begin ENTRIES SUPPLIED

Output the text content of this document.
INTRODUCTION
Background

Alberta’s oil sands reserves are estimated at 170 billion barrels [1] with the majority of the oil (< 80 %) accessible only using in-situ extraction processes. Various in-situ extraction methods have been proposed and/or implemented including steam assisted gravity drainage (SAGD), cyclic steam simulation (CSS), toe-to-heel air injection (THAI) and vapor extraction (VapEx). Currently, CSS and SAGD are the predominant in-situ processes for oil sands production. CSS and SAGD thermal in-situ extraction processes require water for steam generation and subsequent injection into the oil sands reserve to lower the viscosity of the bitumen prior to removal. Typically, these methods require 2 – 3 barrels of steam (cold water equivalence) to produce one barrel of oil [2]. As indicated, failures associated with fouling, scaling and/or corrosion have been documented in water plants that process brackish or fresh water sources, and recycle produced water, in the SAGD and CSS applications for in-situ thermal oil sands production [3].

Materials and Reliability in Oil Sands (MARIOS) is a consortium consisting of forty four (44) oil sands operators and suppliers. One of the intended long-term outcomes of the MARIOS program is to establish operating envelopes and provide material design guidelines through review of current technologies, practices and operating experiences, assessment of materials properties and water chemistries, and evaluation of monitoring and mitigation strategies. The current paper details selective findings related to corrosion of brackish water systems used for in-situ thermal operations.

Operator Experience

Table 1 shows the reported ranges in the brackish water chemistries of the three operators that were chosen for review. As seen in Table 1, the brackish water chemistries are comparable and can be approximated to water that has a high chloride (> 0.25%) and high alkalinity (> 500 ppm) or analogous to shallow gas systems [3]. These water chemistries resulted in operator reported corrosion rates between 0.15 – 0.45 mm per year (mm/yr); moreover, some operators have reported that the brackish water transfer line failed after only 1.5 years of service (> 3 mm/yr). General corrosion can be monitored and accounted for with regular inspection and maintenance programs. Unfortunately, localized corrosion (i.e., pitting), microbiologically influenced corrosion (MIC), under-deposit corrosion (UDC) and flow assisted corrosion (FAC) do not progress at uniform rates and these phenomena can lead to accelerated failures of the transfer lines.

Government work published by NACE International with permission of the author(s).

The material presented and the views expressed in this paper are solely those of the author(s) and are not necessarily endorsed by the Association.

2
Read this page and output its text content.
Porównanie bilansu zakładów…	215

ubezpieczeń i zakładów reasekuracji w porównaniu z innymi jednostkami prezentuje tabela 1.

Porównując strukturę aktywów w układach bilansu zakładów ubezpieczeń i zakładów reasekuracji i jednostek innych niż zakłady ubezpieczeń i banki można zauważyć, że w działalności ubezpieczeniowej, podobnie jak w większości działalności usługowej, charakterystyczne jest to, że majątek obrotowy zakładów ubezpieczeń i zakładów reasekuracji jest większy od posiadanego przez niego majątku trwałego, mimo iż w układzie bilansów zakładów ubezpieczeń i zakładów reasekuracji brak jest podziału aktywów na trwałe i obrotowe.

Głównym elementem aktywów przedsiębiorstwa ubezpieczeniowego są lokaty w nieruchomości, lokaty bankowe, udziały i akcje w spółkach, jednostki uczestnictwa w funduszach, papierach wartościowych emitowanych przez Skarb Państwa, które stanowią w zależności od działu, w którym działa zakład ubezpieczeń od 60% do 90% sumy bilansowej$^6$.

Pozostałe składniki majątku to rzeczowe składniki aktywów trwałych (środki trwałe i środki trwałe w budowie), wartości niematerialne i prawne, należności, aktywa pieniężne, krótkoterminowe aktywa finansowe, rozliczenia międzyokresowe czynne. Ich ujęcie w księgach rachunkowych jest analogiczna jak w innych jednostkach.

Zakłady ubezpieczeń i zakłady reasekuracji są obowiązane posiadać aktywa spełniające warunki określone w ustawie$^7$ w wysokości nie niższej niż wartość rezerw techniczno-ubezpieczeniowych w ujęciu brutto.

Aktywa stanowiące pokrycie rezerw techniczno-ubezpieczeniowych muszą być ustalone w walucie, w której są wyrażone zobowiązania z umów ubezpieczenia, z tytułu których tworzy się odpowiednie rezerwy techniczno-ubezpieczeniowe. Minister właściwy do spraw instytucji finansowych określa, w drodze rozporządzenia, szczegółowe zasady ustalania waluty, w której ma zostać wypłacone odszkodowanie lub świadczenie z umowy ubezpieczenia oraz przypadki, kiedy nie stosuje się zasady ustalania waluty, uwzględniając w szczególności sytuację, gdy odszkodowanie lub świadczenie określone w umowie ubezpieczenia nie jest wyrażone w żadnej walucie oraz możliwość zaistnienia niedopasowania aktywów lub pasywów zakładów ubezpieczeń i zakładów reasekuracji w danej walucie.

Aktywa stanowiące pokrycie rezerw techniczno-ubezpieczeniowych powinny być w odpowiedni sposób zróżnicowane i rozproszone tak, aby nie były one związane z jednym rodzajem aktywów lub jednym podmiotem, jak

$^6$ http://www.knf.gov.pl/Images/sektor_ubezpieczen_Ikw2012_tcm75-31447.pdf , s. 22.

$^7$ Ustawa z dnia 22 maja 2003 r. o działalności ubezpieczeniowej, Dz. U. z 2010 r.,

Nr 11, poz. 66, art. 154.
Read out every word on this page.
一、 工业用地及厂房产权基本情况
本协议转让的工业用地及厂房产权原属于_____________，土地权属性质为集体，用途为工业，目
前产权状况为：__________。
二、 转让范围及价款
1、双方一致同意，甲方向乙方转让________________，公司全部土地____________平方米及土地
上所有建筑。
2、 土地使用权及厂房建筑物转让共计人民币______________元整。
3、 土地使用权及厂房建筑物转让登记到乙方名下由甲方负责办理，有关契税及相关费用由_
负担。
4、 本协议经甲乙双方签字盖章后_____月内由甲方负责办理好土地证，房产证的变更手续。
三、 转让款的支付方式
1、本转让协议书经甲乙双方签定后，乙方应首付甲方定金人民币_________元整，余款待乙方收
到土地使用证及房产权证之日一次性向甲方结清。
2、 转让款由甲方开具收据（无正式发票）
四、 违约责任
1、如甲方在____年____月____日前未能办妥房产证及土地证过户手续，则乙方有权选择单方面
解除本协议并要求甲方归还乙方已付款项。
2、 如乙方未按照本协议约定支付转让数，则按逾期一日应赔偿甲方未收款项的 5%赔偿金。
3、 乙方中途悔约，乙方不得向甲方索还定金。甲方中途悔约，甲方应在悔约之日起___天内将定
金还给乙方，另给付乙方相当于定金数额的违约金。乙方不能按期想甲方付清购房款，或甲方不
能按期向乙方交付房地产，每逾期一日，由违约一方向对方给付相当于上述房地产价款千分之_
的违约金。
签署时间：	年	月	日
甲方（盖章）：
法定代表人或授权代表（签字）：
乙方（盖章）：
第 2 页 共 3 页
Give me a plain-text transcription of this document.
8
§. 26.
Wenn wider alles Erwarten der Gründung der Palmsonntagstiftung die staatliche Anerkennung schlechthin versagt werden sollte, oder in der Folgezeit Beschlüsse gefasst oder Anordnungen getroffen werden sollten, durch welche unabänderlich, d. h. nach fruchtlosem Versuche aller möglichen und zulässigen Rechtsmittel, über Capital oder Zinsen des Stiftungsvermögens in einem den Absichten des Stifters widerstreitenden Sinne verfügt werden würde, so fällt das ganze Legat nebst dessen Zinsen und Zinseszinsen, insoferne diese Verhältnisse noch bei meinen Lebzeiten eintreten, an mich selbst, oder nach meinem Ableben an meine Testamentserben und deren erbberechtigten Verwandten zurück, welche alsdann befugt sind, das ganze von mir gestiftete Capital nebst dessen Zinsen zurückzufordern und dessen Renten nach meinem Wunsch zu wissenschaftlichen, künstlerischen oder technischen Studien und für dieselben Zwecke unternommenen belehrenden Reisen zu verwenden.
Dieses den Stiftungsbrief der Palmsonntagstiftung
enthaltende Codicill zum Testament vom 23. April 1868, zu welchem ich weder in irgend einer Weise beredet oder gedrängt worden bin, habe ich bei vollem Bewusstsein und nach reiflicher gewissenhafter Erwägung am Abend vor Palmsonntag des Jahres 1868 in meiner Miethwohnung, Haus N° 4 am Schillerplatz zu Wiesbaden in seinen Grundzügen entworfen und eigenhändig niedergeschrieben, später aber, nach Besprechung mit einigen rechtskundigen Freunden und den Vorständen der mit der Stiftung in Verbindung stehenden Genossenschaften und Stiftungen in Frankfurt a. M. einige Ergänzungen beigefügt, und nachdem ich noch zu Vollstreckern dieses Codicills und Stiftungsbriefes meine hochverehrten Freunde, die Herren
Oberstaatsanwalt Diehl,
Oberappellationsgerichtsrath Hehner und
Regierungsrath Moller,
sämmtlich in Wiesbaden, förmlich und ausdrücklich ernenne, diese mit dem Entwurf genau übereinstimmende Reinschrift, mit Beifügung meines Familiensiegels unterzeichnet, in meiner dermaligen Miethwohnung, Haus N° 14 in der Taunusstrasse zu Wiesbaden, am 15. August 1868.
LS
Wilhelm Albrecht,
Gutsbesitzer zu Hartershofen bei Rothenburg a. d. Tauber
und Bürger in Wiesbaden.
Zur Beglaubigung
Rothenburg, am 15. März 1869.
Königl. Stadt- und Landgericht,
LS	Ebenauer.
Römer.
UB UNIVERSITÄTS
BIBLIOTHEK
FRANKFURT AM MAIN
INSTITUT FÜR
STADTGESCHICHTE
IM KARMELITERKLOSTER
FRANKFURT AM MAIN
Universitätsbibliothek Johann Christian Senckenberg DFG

end ENTRIES SUPPLIED

(INSTRUCTION):
Which lines of the data above contain "author"? Copy each one.

(COMPLETED TASK):
Government work published by NACE International with permission of the author(s).
The material presented and the views expressed in this paper are solely those of the author(s) and are not necessarily endorsed by the Association.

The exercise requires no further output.